_Activity_
For each entry below, write an exact copy and leave out the images.

Records from a dataset:

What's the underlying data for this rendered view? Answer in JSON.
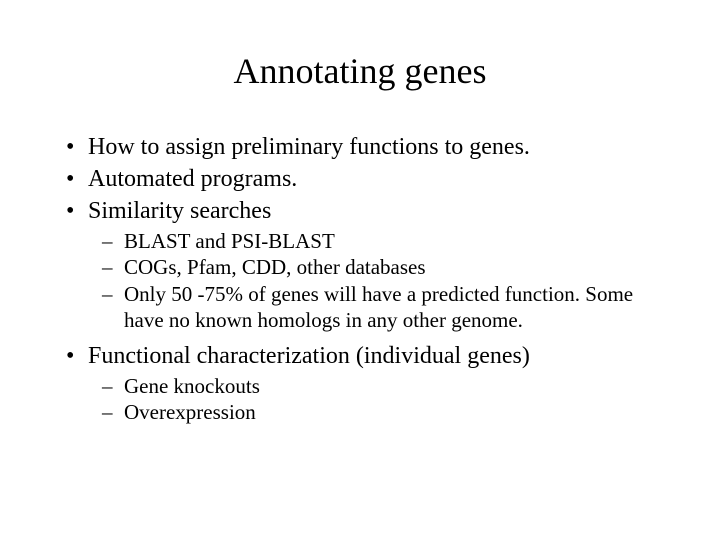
{
  "title": "Annotating genes",
  "bullets": [
    {
      "text": "How to assign preliminary functions to genes."
    },
    {
      "text": "Automated programs."
    },
    {
      "text": "Similarity searches",
      "sub": [
        "BLAST and PSI-BLAST",
        "COGs, Pfam, CDD, other databases",
        "Only 50 -75% of genes will have a predicted function. Some have no known homologs in any other genome."
      ]
    },
    {
      "text": "Functional characterization (individual genes)",
      "sub": [
        "Gene knockouts",
        "Overexpression"
      ]
    }
  ],
  "colors": {
    "background": "#ffffff",
    "text": "#000000"
  },
  "typography": {
    "family": "Times New Roman",
    "title_fontsize": 36,
    "bullet_fontsize": 24,
    "sub_fontsize": 21
  }
}
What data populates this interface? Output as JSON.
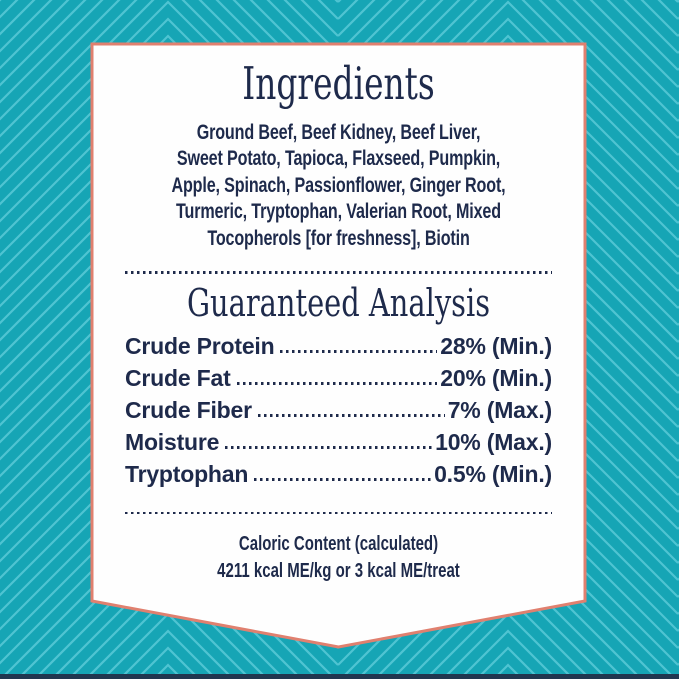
{
  "colors": {
    "background_teal": "#16a5b5",
    "pattern_line": "#4fc4d2",
    "card_border_coral": "#e0806f",
    "card_fill": "#fefefe",
    "text_navy": "#1e2a4b",
    "bottom_strip_navy": "#21364f"
  },
  "ingredients": {
    "title": "Ingredients",
    "lines": [
      "Ground Beef, Beef Kidney, Beef Liver,",
      "Sweet Potato, Tapioca, Flaxseed, Pumpkin,",
      "Apple, Spinach, Passionflower, Ginger Root,",
      "Turmeric, Tryptophan, Valerian Root, Mixed",
      "Tocopherols [for freshness], Biotin"
    ]
  },
  "analysis": {
    "title": "Guaranteed Analysis",
    "rows": [
      {
        "label": "Crude Protein",
        "value": "28% (Min.)"
      },
      {
        "label": "Crude Fat",
        "value": "20% (Min.)"
      },
      {
        "label": "Crude Fiber",
        "value": "7% (Max.)"
      },
      {
        "label": "Moisture",
        "value": "10% (Max.)"
      },
      {
        "label": "Tryptophan",
        "value": "0.5% (Min.)"
      }
    ]
  },
  "caloric": {
    "line1": "Caloric Content (calculated)",
    "line2": "4211 kcal ME/kg or 3 kcal ME/treat"
  }
}
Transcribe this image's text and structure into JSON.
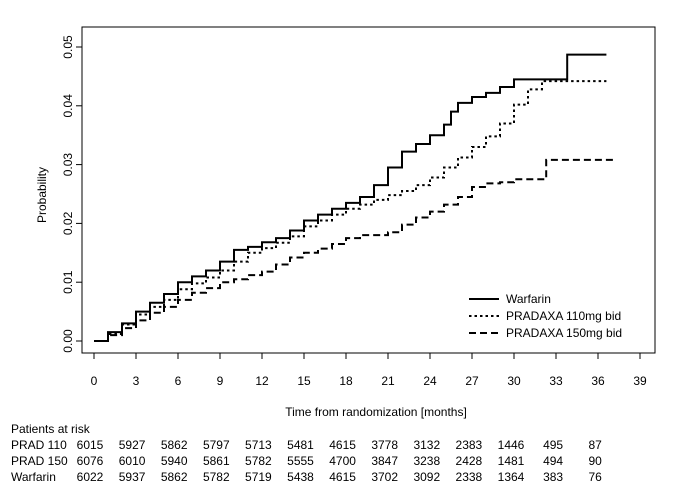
{
  "chart_data": {
    "type": "line",
    "xlabel": "Time from randomization [months]",
    "ylabel": "Probability",
    "xlim": [
      0,
      39
    ],
    "ylim": [
      0,
      0.05
    ],
    "x_ticks": [
      "0",
      "3",
      "6",
      "9",
      "12",
      "15",
      "18",
      "21",
      "24",
      "27",
      "30",
      "33",
      "36",
      "39"
    ],
    "y_ticks": [
      "0.00",
      "0.01",
      "0.02",
      "0.03",
      "0.04",
      "0.05"
    ],
    "legend_position": "bottom-right",
    "series": [
      {
        "name": "Warfarin",
        "style": "solid",
        "points": [
          [
            0,
            0
          ],
          [
            1,
            0.0015
          ],
          [
            2,
            0.003
          ],
          [
            3,
            0.005
          ],
          [
            4,
            0.0065
          ],
          [
            5,
            0.008
          ],
          [
            6,
            0.01
          ],
          [
            7,
            0.011
          ],
          [
            8,
            0.012
          ],
          [
            9,
            0.0135
          ],
          [
            10,
            0.0155
          ],
          [
            11,
            0.016
          ],
          [
            12,
            0.0168
          ],
          [
            13,
            0.0175
          ],
          [
            14,
            0.0188
          ],
          [
            15,
            0.0205
          ],
          [
            16,
            0.0215
          ],
          [
            17,
            0.0225
          ],
          [
            18,
            0.0235
          ],
          [
            19,
            0.0245
          ],
          [
            20,
            0.0265
          ],
          [
            21,
            0.0295
          ],
          [
            22,
            0.0322
          ],
          [
            23,
            0.0335
          ],
          [
            24,
            0.035
          ],
          [
            25,
            0.0368
          ],
          [
            25.5,
            0.039
          ],
          [
            26,
            0.0405
          ],
          [
            27,
            0.0415
          ],
          [
            28,
            0.0422
          ],
          [
            29,
            0.0432
          ],
          [
            30,
            0.0445
          ],
          [
            33.8,
            0.0445
          ],
          [
            33.8,
            0.0487
          ],
          [
            36.6,
            0.0487
          ]
        ]
      },
      {
        "name": "PRADAXA 110mg bid",
        "style": "dotted",
        "points": [
          [
            0,
            0
          ],
          [
            1,
            0.0012
          ],
          [
            2,
            0.0028
          ],
          [
            3,
            0.0045
          ],
          [
            4,
            0.0058
          ],
          [
            5,
            0.007
          ],
          [
            6,
            0.0088
          ],
          [
            7,
            0.0098
          ],
          [
            8,
            0.0108
          ],
          [
            9,
            0.012
          ],
          [
            10,
            0.0135
          ],
          [
            11,
            0.015
          ],
          [
            12,
            0.0158
          ],
          [
            13,
            0.0167
          ],
          [
            14,
            0.0178
          ],
          [
            15,
            0.0195
          ],
          [
            16,
            0.0205
          ],
          [
            17,
            0.0215
          ],
          [
            18,
            0.0225
          ],
          [
            19,
            0.0232
          ],
          [
            20,
            0.024
          ],
          [
            21,
            0.0248
          ],
          [
            22,
            0.0255
          ],
          [
            23,
            0.0265
          ],
          [
            24,
            0.0278
          ],
          [
            25,
            0.0295
          ],
          [
            26,
            0.0312
          ],
          [
            27,
            0.033
          ],
          [
            28,
            0.0348
          ],
          [
            29,
            0.037
          ],
          [
            30,
            0.0402
          ],
          [
            31,
            0.0428
          ],
          [
            32,
            0.0442
          ],
          [
            36.6,
            0.0442
          ]
        ]
      },
      {
        "name": "PRADAXA 150mg bid",
        "style": "dashed",
        "points": [
          [
            0,
            0
          ],
          [
            1,
            0.001
          ],
          [
            2,
            0.0022
          ],
          [
            3,
            0.0035
          ],
          [
            4,
            0.0048
          ],
          [
            5,
            0.0058
          ],
          [
            6,
            0.007
          ],
          [
            7,
            0.0082
          ],
          [
            8,
            0.009
          ],
          [
            9,
            0.01
          ],
          [
            10,
            0.0105
          ],
          [
            11,
            0.0112
          ],
          [
            12,
            0.0118
          ],
          [
            13,
            0.013
          ],
          [
            14,
            0.0142
          ],
          [
            15,
            0.015
          ],
          [
            16,
            0.0157
          ],
          [
            17,
            0.0165
          ],
          [
            18,
            0.0175
          ],
          [
            19,
            0.018
          ],
          [
            20,
            0.018
          ],
          [
            21,
            0.0185
          ],
          [
            22,
            0.0198
          ],
          [
            23,
            0.021
          ],
          [
            24,
            0.022
          ],
          [
            25,
            0.0232
          ],
          [
            26,
            0.0245
          ],
          [
            27,
            0.0262
          ],
          [
            28,
            0.0268
          ],
          [
            29,
            0.027
          ],
          [
            30,
            0.0275
          ],
          [
            32.3,
            0.0275
          ],
          [
            32.3,
            0.0308
          ],
          [
            37.2,
            0.0308
          ]
        ]
      }
    ],
    "risk_table": {
      "title": "Patients at risk",
      "rows": [
        {
          "label": "PRAD 110",
          "values": [
            "6015",
            "5927",
            "5862",
            "5797",
            "5713",
            "5481",
            "4615",
            "3778",
            "3132",
            "2383",
            "1446",
            "495",
            "87"
          ]
        },
        {
          "label": "PRAD 150",
          "values": [
            "6076",
            "6010",
            "5940",
            "5861",
            "5782",
            "5555",
            "4700",
            "3847",
            "3238",
            "2428",
            "1481",
            "494",
            "90"
          ]
        },
        {
          "label": "Warfarin",
          "values": [
            "6022",
            "5937",
            "5862",
            "5782",
            "5719",
            "5438",
            "4615",
            "3702",
            "3092",
            "2338",
            "1364",
            "383",
            "76"
          ]
        }
      ]
    }
  }
}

_Expected answer_
What's the underlying data for this rendered view? Answer in JSON.
{
  "title": "Annotating genes",
  "bullets": [
    {
      "text": "How to assign preliminary functions to genes."
    },
    {
      "text": "Automated programs."
    },
    {
      "text": "Similarity searches",
      "sub": [
        "BLAST and PSI-BLAST",
        "COGs, Pfam, CDD, other databases",
        "Only 50 -75% of genes will have a predicted function. Some have no known homologs in any other genome."
      ]
    },
    {
      "text": "Functional characterization (individual genes)",
      "sub": [
        "Gene knockouts",
        "Overexpression"
      ]
    }
  ],
  "colors": {
    "background": "#ffffff",
    "text": "#000000"
  },
  "typography": {
    "family": "Times New Roman",
    "title_fontsize": 36,
    "bullet_fontsize": 24,
    "sub_fontsize": 21
  }
}
What data populates this interface? Output as JSON.
{
  "colors": {
    "background_teal": "#16a5b5",
    "pattern_line": "#4fc4d2",
    "card_border_coral": "#e0806f",
    "card_fill": "#fefefe",
    "text_navy": "#1e2a4b",
    "bottom_strip_navy": "#21364f"
  },
  "ingredients": {
    "title": "Ingredients",
    "lines": [
      "Ground Beef, Beef Kidney, Beef Liver,",
      "Sweet Potato, Tapioca, Flaxseed, Pumpkin,",
      "Apple, Spinach, Passionflower, Ginger Root,",
      "Turmeric, Tryptophan, Valerian Root, Mixed",
      "Tocopherols [for freshness], Biotin"
    ]
  },
  "analysis": {
    "title": "Guaranteed Analysis",
    "rows": [
      {
        "label": "Crude Protein",
        "value": "28% (Min.)"
      },
      {
        "label": "Crude Fat",
        "value": "20% (Min.)"
      },
      {
        "label": "Crude Fiber",
        "value": "7% (Max.)"
      },
      {
        "label": "Moisture",
        "value": "10% (Max.)"
      },
      {
        "label": "Tryptophan",
        "value": "0.5% (Min.)"
      }
    ]
  },
  "caloric": {
    "line1": "Caloric Content (calculated)",
    "line2": "4211 kcal ME/kg or 3 kcal ME/treat"
  }
}
Transcribe this image's text and structure into JSON.
{
  "chart_data": {
    "type": "line",
    "xlabel": "Time from randomization [months]",
    "ylabel": "Probability",
    "xlim": [
      0,
      39
    ],
    "ylim": [
      0,
      0.05
    ],
    "x_ticks": [
      "0",
      "3",
      "6",
      "9",
      "12",
      "15",
      "18",
      "21",
      "24",
      "27",
      "30",
      "33",
      "36",
      "39"
    ],
    "y_ticks": [
      "0.00",
      "0.01",
      "0.02",
      "0.03",
      "0.04",
      "0.05"
    ],
    "legend_position": "bottom-right",
    "series": [
      {
        "name": "Warfarin",
        "style": "solid",
        "points": [
          [
            0,
            0
          ],
          [
            1,
            0.0015
          ],
          [
            2,
            0.003
          ],
          [
            3,
            0.005
          ],
          [
            4,
            0.0065
          ],
          [
            5,
            0.008
          ],
          [
            6,
            0.01
          ],
          [
            7,
            0.011
          ],
          [
            8,
            0.012
          ],
          [
            9,
            0.0135
          ],
          [
            10,
            0.0155
          ],
          [
            11,
            0.016
          ],
          [
            12,
            0.0168
          ],
          [
            13,
            0.0175
          ],
          [
            14,
            0.0188
          ],
          [
            15,
            0.0205
          ],
          [
            16,
            0.0215
          ],
          [
            17,
            0.0225
          ],
          [
            18,
            0.0235
          ],
          [
            19,
            0.0245
          ],
          [
            20,
            0.0265
          ],
          [
            21,
            0.0295
          ],
          [
            22,
            0.0322
          ],
          [
            23,
            0.0335
          ],
          [
            24,
            0.035
          ],
          [
            25,
            0.0368
          ],
          [
            25.5,
            0.039
          ],
          [
            26,
            0.0405
          ],
          [
            27,
            0.0415
          ],
          [
            28,
            0.0422
          ],
          [
            29,
            0.0432
          ],
          [
            30,
            0.0445
          ],
          [
            33.8,
            0.0445
          ],
          [
            33.8,
            0.0487
          ],
          [
            36.6,
            0.0487
          ]
        ]
      },
      {
        "name": "PRADAXA 110mg bid",
        "style": "dotted",
        "points": [
          [
            0,
            0
          ],
          [
            1,
            0.0012
          ],
          [
            2,
            0.0028
          ],
          [
            3,
            0.0045
          ],
          [
            4,
            0.0058
          ],
          [
            5,
            0.007
          ],
          [
            6,
            0.0088
          ],
          [
            7,
            0.0098
          ],
          [
            8,
            0.0108
          ],
          [
            9,
            0.012
          ],
          [
            10,
            0.0135
          ],
          [
            11,
            0.015
          ],
          [
            12,
            0.0158
          ],
          [
            13,
            0.0167
          ],
          [
            14,
            0.0178
          ],
          [
            15,
            0.0195
          ],
          [
            16,
            0.0205
          ],
          [
            17,
            0.0215
          ],
          [
            18,
            0.0225
          ],
          [
            19,
            0.0232
          ],
          [
            20,
            0.024
          ],
          [
            21,
            0.0248
          ],
          [
            22,
            0.0255
          ],
          [
            23,
            0.0265
          ],
          [
            24,
            0.0278
          ],
          [
            25,
            0.0295
          ],
          [
            26,
            0.0312
          ],
          [
            27,
            0.033
          ],
          [
            28,
            0.0348
          ],
          [
            29,
            0.037
          ],
          [
            30,
            0.0402
          ],
          [
            31,
            0.0428
          ],
          [
            32,
            0.0442
          ],
          [
            36.6,
            0.0442
          ]
        ]
      },
      {
        "name": "PRADAXA 150mg bid",
        "style": "dashed",
        "points": [
          [
            0,
            0
          ],
          [
            1,
            0.001
          ],
          [
            2,
            0.0022
          ],
          [
            3,
            0.0035
          ],
          [
            4,
            0.0048
          ],
          [
            5,
            0.0058
          ],
          [
            6,
            0.007
          ],
          [
            7,
            0.0082
          ],
          [
            8,
            0.009
          ],
          [
            9,
            0.01
          ],
          [
            10,
            0.0105
          ],
          [
            11,
            0.0112
          ],
          [
            12,
            0.0118
          ],
          [
            13,
            0.013
          ],
          [
            14,
            0.0142
          ],
          [
            15,
            0.015
          ],
          [
            16,
            0.0157
          ],
          [
            17,
            0.0165
          ],
          [
            18,
            0.0175
          ],
          [
            19,
            0.018
          ],
          [
            20,
            0.018
          ],
          [
            21,
            0.0185
          ],
          [
            22,
            0.0198
          ],
          [
            23,
            0.021
          ],
          [
            24,
            0.022
          ],
          [
            25,
            0.0232
          ],
          [
            26,
            0.0245
          ],
          [
            27,
            0.0262
          ],
          [
            28,
            0.0268
          ],
          [
            29,
            0.027
          ],
          [
            30,
            0.0275
          ],
          [
            32.3,
            0.0275
          ],
          [
            32.3,
            0.0308
          ],
          [
            37.2,
            0.0308
          ]
        ]
      }
    ],
    "risk_table": {
      "title": "Patients at risk",
      "rows": [
        {
          "label": "PRAD 110",
          "values": [
            "6015",
            "5927",
            "5862",
            "5797",
            "5713",
            "5481",
            "4615",
            "3778",
            "3132",
            "2383",
            "1446",
            "495",
            "87"
          ]
        },
        {
          "label": "PRAD 150",
          "values": [
            "6076",
            "6010",
            "5940",
            "5861",
            "5782",
            "5555",
            "4700",
            "3847",
            "3238",
            "2428",
            "1481",
            "494",
            "90"
          ]
        },
        {
          "label": "Warfarin",
          "values": [
            "6022",
            "5937",
            "5862",
            "5782",
            "5719",
            "5438",
            "4615",
            "3702",
            "3092",
            "2338",
            "1364",
            "383",
            "76"
          ]
        }
      ]
    }
  }
}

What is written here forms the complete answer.